--- START DATASET EXTRACT ---
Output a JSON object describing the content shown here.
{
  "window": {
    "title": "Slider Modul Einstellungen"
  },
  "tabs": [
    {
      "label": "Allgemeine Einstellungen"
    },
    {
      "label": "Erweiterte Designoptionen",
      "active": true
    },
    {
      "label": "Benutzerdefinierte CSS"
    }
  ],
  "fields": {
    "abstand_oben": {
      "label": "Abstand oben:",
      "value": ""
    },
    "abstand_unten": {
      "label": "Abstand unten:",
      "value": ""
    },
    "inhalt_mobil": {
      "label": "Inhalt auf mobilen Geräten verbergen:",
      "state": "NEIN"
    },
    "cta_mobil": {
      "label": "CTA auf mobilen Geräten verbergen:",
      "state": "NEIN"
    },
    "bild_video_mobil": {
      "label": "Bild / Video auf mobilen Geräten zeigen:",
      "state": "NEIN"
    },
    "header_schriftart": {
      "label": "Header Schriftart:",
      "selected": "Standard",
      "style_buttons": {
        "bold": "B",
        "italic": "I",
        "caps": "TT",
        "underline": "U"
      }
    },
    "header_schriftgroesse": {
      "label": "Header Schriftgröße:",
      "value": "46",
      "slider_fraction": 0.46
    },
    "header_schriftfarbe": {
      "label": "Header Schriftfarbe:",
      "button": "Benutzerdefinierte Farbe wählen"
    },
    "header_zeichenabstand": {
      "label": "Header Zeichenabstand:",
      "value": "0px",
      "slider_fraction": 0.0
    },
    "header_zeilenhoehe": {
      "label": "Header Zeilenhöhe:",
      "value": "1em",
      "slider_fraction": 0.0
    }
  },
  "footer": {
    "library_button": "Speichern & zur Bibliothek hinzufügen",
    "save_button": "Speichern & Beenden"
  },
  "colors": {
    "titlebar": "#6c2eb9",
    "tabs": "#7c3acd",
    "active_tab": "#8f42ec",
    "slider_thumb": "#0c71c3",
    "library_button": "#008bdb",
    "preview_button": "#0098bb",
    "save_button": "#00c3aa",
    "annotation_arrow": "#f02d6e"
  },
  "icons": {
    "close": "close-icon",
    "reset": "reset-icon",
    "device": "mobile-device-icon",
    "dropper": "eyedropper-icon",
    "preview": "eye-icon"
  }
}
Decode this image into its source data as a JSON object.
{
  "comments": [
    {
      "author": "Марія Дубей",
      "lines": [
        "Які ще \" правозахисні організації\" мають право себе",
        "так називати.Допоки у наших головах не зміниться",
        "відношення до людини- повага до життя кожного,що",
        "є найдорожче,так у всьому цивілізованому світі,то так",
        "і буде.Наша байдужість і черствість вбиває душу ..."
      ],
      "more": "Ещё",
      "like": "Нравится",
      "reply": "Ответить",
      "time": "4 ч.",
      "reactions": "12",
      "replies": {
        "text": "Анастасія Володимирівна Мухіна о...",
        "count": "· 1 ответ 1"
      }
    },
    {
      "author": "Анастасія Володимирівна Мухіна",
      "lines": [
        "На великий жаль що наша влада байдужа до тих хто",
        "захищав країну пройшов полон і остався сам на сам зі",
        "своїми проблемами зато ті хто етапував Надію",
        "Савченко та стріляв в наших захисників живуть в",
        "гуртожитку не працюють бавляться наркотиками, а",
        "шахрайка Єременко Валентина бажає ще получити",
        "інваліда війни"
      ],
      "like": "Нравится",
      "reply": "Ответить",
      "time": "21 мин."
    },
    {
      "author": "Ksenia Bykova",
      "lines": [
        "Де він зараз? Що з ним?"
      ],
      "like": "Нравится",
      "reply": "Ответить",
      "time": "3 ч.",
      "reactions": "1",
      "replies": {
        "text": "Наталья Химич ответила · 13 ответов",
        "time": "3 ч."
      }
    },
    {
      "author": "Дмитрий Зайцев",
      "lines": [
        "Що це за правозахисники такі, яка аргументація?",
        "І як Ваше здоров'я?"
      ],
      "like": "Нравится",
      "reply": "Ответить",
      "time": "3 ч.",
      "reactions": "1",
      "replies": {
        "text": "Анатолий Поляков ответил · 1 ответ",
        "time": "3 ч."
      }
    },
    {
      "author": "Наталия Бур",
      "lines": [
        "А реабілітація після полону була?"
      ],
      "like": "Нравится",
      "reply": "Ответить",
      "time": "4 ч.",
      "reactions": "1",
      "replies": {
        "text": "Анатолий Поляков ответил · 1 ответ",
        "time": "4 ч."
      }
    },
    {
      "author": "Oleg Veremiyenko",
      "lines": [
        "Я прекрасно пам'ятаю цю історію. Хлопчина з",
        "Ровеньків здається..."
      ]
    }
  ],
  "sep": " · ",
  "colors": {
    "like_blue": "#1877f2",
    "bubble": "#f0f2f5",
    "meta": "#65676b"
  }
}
--- END DATASET EXTRACT ---
EXERCISE DIRECTIONS
Transcribe each entry exactly.

SOLUTION FOR THIS EXERCISE
Output a JSON object describing the content shown here.
{
  "window": {
    "title": "Slider Modul Einstellungen"
  },
  "tabs": [
    {
      "label": "Allgemeine Einstellungen"
    },
    {
      "label": "Erweiterte Designoptionen",
      "active": true
    },
    {
      "label": "Benutzerdefinierte CSS"
    }
  ],
  "fields": {
    "abstand_oben": {
      "label": "Abstand oben:",
      "value": ""
    },
    "abstand_unten": {
      "label": "Abstand unten:",
      "value": ""
    },
    "inhalt_mobil": {
      "label": "Inhalt auf mobilen Geräten verbergen:",
      "state": "NEIN"
    },
    "cta_mobil": {
      "label": "CTA auf mobilen Geräten verbergen:",
      "state": "NEIN"
    },
    "bild_video_mobil": {
      "label": "Bild / Video auf mobilen Geräten zeigen:",
      "state": "NEIN"
    },
    "header_schriftart": {
      "label": "Header Schriftart:",
      "selected": "Standard",
      "style_buttons": {
        "bold": "B",
        "italic": "I",
        "caps": "TT",
        "underline": "U"
      }
    },
    "header_schriftgroesse": {
      "label": "Header Schriftgröße:",
      "value": "46",
      "slider_fraction": 0.46
    },
    "header_schriftfarbe": {
      "label": "Header Schriftfarbe:",
      "button": "Benutzerdefinierte Farbe wählen"
    },
    "header_zeichenabstand": {
      "label": "Header Zeichenabstand:",
      "value": "0px",
      "slider_fraction": 0.0
    },
    "header_zeilenhoehe": {
      "label": "Header Zeilenhöhe:",
      "value": "1em",
      "slider_fraction": 0.0
    }
  },
  "footer": {
    "library_button": "Speichern & zur Bibliothek hinzufügen",
    "save_button": "Speichern & Beenden"
  },
  "colors": {
    "titlebar": "#6c2eb9",
    "tabs": "#7c3acd",
    "active_tab": "#8f42ec",
    "slider_thumb": "#0c71c3",
    "library_button": "#008bdb",
    "preview_button": "#0098bb",
    "save_button": "#00c3aa",
    "annotation_arrow": "#f02d6e"
  },
  "icons": {
    "close": "close-icon",
    "reset": "reset-icon",
    "device": "mobile-device-icon",
    "dropper": "eyedropper-icon",
    "preview": "eye-icon"
  }
}
Decode this image into its source data as a JSON object.
{
  "comments": [
    {
      "author": "Марія Дубей",
      "lines": [
        "Які ще \" правозахисні організації\" мають право себе",
        "так називати.Допоки у наших головах не зміниться",
        "відношення до людини- повага до життя кожного,що",
        "є найдорожче,так у всьому цивілізованому світі,то так",
        "і буде.Наша байдужість і черствість вбиває душу ..."
      ],
      "more": "Ещё",
      "like": "Нравится",
      "reply": "Ответить",
      "time": "4 ч.",
      "reactions": "12",
      "replies": {
        "text": "Анастасія Володимирівна Мухіна о...",
        "count": "· 1 ответ 1"
      }
    },
    {
      "author": "Анастасія Володимирівна Мухіна",
      "lines": [
        "На великий жаль що наша влада байдужа до тих хто",
        "захищав країну пройшов полон і остався сам на сам зі",
        "своїми проблемами зато ті хто етапував Надію",
        "Савченко та стріляв в наших захисників живуть в",
        "гуртожитку не працюють бавляться наркотиками, а",
        "шахрайка Єременко Валентина бажає ще получити",
        "інваліда війни"
      ],
      "like": "Нравится",
      "reply": "Ответить",
      "time": "21 мин."
    },
    {
      "author": "Ksenia Bykova",
      "lines": [
        "Де він зараз? Що з ним?"
      ],
      "like": "Нравится",
      "reply": "Ответить",
      "time": "3 ч.",
      "reactions": "1",
      "replies": {
        "text": "Наталья Химич ответила · 13 ответов",
        "time": "3 ч."
      }
    },
    {
      "author": "Дмитрий Зайцев",
      "lines": [
        "Що це за правозахисники такі, яка аргументація?",
        "І як Ваше здоров'я?"
      ],
      "like": "Нравится",
      "reply": "Ответить",
      "time": "3 ч.",
      "reactions": "1",
      "replies": {
        "text": "Анатолий Поляков ответил · 1 ответ",
        "time": "3 ч."
      }
    },
    {
      "author": "Наталия Бур",
      "lines": [
        "А реабілітація після полону була?"
      ],
      "like": "Нравится",
      "reply": "Ответить",
      "time": "4 ч.",
      "reactions": "1",
      "replies": {
        "text": "Анатолий Поляков ответил · 1 ответ",
        "time": "4 ч."
      }
    },
    {
      "author": "Oleg Veremiyenko",
      "lines": [
        "Я прекрасно пам'ятаю цю історію. Хлопчина з",
        "Ровеньків здається..."
      ]
    }
  ],
  "sep": " · ",
  "colors": {
    "like_blue": "#1877f2",
    "bubble": "#f0f2f5",
    "meta": "#65676b"
  }
}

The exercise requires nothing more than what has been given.